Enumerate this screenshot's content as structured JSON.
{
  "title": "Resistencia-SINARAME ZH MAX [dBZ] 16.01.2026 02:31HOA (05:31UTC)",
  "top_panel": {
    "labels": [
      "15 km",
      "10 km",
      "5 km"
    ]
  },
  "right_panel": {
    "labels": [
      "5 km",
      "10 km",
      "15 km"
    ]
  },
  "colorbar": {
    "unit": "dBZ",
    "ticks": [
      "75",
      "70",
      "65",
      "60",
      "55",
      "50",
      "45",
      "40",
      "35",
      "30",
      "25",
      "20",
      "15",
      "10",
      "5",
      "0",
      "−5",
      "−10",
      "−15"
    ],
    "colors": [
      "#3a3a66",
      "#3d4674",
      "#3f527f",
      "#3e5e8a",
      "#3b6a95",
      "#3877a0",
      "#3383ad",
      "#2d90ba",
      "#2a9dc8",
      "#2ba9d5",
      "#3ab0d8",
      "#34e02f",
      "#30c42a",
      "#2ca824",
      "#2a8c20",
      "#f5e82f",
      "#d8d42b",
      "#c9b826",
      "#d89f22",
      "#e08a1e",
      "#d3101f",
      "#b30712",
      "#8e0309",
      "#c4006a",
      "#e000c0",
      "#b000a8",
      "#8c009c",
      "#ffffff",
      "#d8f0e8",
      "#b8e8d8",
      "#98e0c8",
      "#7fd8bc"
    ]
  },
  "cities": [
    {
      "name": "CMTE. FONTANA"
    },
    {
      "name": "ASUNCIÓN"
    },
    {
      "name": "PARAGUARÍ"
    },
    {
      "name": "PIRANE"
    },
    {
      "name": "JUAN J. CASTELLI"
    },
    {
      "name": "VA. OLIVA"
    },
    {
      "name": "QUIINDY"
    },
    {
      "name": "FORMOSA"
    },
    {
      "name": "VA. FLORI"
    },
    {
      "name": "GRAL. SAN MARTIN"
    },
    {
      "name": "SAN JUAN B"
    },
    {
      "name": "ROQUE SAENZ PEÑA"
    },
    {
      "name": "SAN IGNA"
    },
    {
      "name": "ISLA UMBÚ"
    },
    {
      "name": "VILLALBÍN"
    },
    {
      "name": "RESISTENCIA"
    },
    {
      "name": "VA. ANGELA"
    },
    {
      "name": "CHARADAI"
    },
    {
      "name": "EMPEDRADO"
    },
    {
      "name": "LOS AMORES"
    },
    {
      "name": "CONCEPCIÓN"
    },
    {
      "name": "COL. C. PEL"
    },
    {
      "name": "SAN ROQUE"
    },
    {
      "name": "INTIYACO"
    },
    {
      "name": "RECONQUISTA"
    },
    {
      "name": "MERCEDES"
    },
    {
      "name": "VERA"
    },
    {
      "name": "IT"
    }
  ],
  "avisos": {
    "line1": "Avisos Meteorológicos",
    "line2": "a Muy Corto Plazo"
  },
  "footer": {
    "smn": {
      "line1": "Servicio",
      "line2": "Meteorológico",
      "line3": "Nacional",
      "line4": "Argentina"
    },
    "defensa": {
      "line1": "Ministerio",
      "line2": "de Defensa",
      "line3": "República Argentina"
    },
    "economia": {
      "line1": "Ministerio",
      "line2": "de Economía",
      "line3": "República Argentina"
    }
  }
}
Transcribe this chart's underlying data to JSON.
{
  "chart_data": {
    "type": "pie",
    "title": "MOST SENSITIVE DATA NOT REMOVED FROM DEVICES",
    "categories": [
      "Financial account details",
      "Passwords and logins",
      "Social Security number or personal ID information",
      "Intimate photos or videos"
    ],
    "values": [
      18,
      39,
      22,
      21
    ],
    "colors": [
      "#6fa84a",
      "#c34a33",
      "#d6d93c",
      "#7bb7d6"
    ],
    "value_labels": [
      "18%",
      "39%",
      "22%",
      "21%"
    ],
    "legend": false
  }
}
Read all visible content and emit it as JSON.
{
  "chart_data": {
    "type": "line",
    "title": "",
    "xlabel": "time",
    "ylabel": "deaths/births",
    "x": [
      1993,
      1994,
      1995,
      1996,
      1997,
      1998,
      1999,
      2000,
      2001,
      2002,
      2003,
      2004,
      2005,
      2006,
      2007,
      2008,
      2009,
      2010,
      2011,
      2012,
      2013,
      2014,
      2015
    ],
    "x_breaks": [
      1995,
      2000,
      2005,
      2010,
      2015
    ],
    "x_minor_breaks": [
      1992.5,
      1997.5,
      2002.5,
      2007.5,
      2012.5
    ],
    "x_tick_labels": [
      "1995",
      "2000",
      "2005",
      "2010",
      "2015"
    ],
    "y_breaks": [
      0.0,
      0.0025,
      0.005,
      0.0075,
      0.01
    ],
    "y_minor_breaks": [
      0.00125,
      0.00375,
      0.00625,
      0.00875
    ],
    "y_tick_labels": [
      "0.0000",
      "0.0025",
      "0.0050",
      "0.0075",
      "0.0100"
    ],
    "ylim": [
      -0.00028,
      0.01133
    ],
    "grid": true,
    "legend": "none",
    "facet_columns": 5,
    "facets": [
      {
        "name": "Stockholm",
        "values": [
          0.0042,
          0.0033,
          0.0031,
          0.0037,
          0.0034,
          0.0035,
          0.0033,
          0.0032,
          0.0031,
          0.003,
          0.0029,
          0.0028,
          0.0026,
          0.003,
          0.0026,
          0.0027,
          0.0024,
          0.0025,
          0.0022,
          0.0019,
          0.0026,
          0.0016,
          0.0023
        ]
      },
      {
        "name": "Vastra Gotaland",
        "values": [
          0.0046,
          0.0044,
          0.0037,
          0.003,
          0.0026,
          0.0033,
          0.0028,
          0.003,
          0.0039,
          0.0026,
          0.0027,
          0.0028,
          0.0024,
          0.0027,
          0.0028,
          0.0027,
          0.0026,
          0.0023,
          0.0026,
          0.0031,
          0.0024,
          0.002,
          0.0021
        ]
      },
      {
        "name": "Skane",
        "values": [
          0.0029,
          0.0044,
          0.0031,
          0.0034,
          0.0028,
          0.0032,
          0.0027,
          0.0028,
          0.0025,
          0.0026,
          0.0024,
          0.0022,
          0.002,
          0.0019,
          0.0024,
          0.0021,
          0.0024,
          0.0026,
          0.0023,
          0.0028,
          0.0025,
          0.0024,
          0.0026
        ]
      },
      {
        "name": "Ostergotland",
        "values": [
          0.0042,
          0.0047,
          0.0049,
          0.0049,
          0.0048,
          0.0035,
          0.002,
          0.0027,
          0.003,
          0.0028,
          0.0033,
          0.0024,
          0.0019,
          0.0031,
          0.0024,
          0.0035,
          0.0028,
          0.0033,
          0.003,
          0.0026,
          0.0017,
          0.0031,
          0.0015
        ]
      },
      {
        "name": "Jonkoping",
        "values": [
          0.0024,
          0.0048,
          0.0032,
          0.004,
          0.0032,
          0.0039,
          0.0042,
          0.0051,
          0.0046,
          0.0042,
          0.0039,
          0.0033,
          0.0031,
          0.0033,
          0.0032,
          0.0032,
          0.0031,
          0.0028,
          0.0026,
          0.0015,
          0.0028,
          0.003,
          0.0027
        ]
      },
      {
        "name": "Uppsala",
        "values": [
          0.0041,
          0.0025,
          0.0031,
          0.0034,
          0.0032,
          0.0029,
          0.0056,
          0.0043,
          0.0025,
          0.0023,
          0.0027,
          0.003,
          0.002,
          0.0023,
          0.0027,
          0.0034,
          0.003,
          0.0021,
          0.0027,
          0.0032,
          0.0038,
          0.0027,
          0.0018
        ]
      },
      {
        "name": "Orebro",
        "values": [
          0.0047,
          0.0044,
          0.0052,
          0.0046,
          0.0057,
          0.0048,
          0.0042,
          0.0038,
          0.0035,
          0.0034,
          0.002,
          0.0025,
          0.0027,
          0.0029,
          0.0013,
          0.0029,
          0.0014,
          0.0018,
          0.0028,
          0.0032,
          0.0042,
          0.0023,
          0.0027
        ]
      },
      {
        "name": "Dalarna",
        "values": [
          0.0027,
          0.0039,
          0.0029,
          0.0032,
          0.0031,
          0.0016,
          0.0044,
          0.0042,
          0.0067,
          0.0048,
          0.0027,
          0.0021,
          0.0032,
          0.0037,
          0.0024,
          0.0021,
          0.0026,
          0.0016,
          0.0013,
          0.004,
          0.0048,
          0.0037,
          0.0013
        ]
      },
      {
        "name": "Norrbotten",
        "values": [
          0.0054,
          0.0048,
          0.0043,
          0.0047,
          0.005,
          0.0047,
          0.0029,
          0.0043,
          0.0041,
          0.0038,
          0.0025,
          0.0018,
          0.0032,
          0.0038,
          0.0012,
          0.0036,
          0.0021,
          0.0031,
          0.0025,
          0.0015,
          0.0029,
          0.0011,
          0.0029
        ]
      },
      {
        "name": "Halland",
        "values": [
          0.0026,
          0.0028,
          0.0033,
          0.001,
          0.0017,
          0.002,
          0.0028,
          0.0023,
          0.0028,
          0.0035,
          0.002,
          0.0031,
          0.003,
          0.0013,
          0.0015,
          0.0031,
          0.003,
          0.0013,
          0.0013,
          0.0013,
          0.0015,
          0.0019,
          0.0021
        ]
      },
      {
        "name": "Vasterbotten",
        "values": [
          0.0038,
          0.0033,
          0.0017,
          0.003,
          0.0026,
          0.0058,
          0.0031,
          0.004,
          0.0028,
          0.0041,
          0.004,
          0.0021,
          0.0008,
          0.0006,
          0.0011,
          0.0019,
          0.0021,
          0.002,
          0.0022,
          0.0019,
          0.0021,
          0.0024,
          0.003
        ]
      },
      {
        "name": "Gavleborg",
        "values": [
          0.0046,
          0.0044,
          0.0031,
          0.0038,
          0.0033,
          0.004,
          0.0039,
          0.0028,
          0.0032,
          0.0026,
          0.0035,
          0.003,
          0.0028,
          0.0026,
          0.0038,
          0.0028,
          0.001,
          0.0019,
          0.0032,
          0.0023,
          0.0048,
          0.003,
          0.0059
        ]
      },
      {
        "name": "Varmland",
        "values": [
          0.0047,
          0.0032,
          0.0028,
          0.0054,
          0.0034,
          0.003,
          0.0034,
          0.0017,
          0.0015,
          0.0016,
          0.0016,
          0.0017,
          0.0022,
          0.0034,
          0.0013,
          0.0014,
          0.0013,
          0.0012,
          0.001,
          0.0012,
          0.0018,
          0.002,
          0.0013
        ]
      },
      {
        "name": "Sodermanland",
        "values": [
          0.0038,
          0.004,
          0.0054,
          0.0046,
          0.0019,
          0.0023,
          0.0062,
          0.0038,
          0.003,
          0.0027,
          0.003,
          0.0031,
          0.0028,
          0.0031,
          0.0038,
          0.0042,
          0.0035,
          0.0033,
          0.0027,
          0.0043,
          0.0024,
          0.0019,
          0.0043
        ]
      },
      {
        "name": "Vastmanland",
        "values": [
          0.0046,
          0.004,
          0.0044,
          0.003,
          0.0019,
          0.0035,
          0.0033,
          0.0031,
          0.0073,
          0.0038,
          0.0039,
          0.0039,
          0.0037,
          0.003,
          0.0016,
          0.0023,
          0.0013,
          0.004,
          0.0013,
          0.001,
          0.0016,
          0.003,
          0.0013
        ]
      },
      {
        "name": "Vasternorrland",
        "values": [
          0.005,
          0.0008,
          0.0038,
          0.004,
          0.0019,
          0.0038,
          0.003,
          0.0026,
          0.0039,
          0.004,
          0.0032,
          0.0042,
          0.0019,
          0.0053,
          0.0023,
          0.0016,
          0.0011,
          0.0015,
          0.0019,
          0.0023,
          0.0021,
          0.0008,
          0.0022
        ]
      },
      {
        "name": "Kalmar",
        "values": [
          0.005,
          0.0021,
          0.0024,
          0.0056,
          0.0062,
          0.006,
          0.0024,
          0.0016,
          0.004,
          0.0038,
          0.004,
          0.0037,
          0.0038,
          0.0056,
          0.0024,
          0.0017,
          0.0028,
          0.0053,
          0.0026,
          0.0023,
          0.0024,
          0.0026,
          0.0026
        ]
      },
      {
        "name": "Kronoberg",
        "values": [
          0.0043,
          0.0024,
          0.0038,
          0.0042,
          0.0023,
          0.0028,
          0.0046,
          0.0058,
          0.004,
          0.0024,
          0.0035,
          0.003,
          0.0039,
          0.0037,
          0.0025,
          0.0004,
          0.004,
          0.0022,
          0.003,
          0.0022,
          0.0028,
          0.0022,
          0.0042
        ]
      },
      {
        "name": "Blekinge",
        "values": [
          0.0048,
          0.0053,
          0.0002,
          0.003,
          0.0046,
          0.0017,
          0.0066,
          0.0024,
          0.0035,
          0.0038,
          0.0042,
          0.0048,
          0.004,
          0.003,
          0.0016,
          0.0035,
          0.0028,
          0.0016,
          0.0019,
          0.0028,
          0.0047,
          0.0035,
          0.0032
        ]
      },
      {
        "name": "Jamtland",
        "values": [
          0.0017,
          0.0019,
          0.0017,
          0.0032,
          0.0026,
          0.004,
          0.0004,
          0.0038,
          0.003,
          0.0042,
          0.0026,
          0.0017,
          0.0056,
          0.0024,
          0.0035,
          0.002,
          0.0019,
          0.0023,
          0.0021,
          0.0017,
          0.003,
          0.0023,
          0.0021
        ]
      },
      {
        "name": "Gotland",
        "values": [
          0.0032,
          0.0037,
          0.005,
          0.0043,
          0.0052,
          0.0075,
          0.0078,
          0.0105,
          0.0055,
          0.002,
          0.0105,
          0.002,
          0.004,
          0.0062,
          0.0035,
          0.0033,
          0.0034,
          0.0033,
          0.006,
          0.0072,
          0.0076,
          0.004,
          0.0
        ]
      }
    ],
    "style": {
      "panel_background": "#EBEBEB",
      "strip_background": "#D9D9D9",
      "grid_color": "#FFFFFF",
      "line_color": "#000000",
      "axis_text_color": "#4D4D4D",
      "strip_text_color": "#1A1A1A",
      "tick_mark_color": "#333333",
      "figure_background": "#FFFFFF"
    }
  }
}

*Given request*: Search the preceding listing for the word "ROQUE" and pull out every line that holds it.

*The result*:
      "name": "ROQUE SAENZ PEÑA"
      "name": "SAN ROQUE"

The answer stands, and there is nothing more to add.